First 50G-PON merchant silicon spurs operator trials

Broadcom has unveiled the industry’s first merchant silicon for the 50-gigabit passive optical network (50G-PON) access standard. Until now, only access equipment players such as Huawei and ZTE had their own 50G-PON silicon.  

A 50G-PON network. Source: Adtran.

Broadcom has announced two 50G-PON devices: an optical line terminal (OLT) chip and the optical networking unit (ONU) 50-PON port to the users.  Both chips include custom hardware from Broadcom to run artificial intelligence (AI) machine-learning algorithms. 

Jim Muth, senior manager of product marketing at Broadcom, says supporting AI benefits the operator and the quality of the end user’s broadband service. 

 

High-speed PON

The 50G-PON is the ITU-T’s latest high-speed access standard.

50G-PON follows the organisation’s XGS-PON, a 10-gigabit PON standard, and before that, the original Gigabit PON (GPON) fibre-to-the-home scheme. GPON supports 2.5 gigabit-per-second (Gbps) downstream (to the user) and 1.25Gbps upstream. 50G-PON is backwards compatible with XGS-PON and GPON. 

The leading three Chinese operators—China Mobile, China Telecom, and China Unicom—will deploy 50G-PON and have been trialling the technology. Working with Huawei, Orange has undertaken a 50G-PON field trial in Brittany. Meanwhile, European operators such as Altice, BT, Deutsche Telekom, Swisscom, and Telefonica plan to deploy the technology. “It’s too far into the future for them to make a public statement about their activity,” says Muth.

In a separate announcement, Adtran announced that it is working with alternative network (altnet) operator Netomnia to offer 50G-PON services to the UK market. Adtran is using Broadcom’s 50G-PON chips.

Netomnia, after merging with bsk, has the UK’s fourth-largest full-fibre network. Netomnia says adopting 50G-PON will enable it to scale. Its target is to serve one million customers by 2028. 

“Many altnets in the US and the UK are interested in 50G-PON technology,” says Stephan Rettenberger, head of marketing and corporate communications at Adtran. “As they’re much smaller than Tier-1 providers, they’re more agile and generally able to deploy new technologies much faster.”

 

25GS-PON

A competing PON scheme is 25 Gigabit Symmetrical PON (25GS-PON). The 25GS-PON is not a standard but an industry multi-source agreement (MSA) whose members include operators AT&T, Cox Communications, Chunghwa Telecom and equipment makers Nokia, and Ciena. The MSA uses work developed for 25 gigabit Ethernet PON and XGS-PON standards.

Google Fiber offers customers a 20-gigabit connectivity service that includes Wi-Fi 7 that costs $250 a month in select US markets. The high-bandwidth access service uses 25GS-PON.

### EXERCISE REQUIREMENTS
(A) Return the stretch of the 50G-PON article from "First 50G-PON merchant" through "(AI) machine-learning algorithms.".
(B) In the 50G-PON article, how many customers does Netomnia aim to serve, and by what year?
(C) Write what comes next in the 50G-PON article, picking up after its final sentence.
The items that follow come from a separate source.

(Layout annotation records)

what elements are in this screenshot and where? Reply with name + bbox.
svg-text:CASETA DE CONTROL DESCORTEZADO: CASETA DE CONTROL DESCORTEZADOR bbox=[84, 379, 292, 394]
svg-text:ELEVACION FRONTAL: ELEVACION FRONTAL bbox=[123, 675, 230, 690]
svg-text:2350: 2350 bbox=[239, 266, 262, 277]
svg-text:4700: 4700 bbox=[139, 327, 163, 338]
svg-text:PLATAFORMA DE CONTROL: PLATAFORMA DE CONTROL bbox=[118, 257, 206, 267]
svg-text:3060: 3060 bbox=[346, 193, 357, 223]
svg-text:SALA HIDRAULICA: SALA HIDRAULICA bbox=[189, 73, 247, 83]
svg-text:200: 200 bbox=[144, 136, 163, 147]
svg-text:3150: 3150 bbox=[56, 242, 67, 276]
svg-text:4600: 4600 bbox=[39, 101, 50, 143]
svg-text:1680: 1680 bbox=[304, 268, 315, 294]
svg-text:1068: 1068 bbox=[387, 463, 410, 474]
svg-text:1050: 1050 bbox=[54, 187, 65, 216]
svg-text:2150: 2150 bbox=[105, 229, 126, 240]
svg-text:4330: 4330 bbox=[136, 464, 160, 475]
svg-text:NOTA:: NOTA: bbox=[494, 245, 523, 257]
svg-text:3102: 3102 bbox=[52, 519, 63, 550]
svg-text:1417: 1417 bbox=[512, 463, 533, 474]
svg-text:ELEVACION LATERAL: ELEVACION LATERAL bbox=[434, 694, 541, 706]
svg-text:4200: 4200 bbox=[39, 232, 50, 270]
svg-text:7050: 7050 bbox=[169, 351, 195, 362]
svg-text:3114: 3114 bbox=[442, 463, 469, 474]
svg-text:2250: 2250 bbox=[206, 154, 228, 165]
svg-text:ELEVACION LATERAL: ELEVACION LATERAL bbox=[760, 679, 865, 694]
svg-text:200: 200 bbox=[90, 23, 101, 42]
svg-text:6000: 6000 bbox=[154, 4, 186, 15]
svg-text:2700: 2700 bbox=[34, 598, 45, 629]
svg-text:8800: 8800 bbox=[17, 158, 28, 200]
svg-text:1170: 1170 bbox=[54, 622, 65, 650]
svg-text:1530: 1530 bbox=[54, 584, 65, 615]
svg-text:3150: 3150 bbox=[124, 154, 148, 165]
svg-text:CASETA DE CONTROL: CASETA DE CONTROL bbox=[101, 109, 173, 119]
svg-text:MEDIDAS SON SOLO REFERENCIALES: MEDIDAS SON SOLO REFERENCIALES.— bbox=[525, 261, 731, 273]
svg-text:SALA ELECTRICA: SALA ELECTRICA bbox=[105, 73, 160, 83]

### RESULTS OF THE EXERCISE
(A)
First 50G-PON merchant silicon spurs operator trials

Broadcom has unveiled the industry’s first merchant silicon for the 50-gigabit passive optical network (50G-PON) access standard. Until now, only access equipment players such as Huawei and ZTE had their own 50G-PON silicon.  

A 50G-PON network. Source: Adtran.

Broadcom has announced two 50G-PON devices: an optical line terminal (OLT) chip and the optical networking unit (ONU) 50-PON port to the users.  Both chips include custom hardware from Broadcom to run artificial intelligence (AI) machine-learning algorithms.

(B) One million customers by 2028.

(C)
Adtran favours 50G-PON because it is a standard. “The ITU-standardised generations of PON (GPON, XGS-PON and 50G PON) all co-exist and are the recommended evolutionary steps in the access network,” says Rettenberger.

 

Applications

Having 50 gigabits of access bandwidth enables other applications besides traditional connectivity services for businesses and residential users. Broadcom cites autonomous driving, where comprehensive cellular coverage is required. For that, many small-cell phone towers are needed along a highway. Instead of each having a backhaul fibre link, several cell towers could share the 50G-PON.  

Autonomous driving is some years out, but Muth says infrastructure first needs to be in place. "It's going to happen over the decade or more, so you have got to start deploying that sooner rather than later," he says.

Having 50 gigabits of capacity also allows a service provider to offer businesses dedicated bandwidth links, In contrast, XGS-PON is more restricted with its total 10 gigabits of capacity.          

 

Machine learning and PON 

The training of AI/ machine-learning algorithms for access is performed by the operator, or by the operator working with a third party.  Broadcom says it too works with interested operators. 

The training results are weights that are downloaded to its 50G-PON chips to perform inferencing and run the machine-learning algorithms on the operator’s network data. “Most operators are already using AI machine-learning algorithms, but they are running them in the cloud,” says Muth. By adding inferencing hardware on-chip, data remains local to the user and the PON OLT without using precious bandwidth to upload the data for processing in the cloud.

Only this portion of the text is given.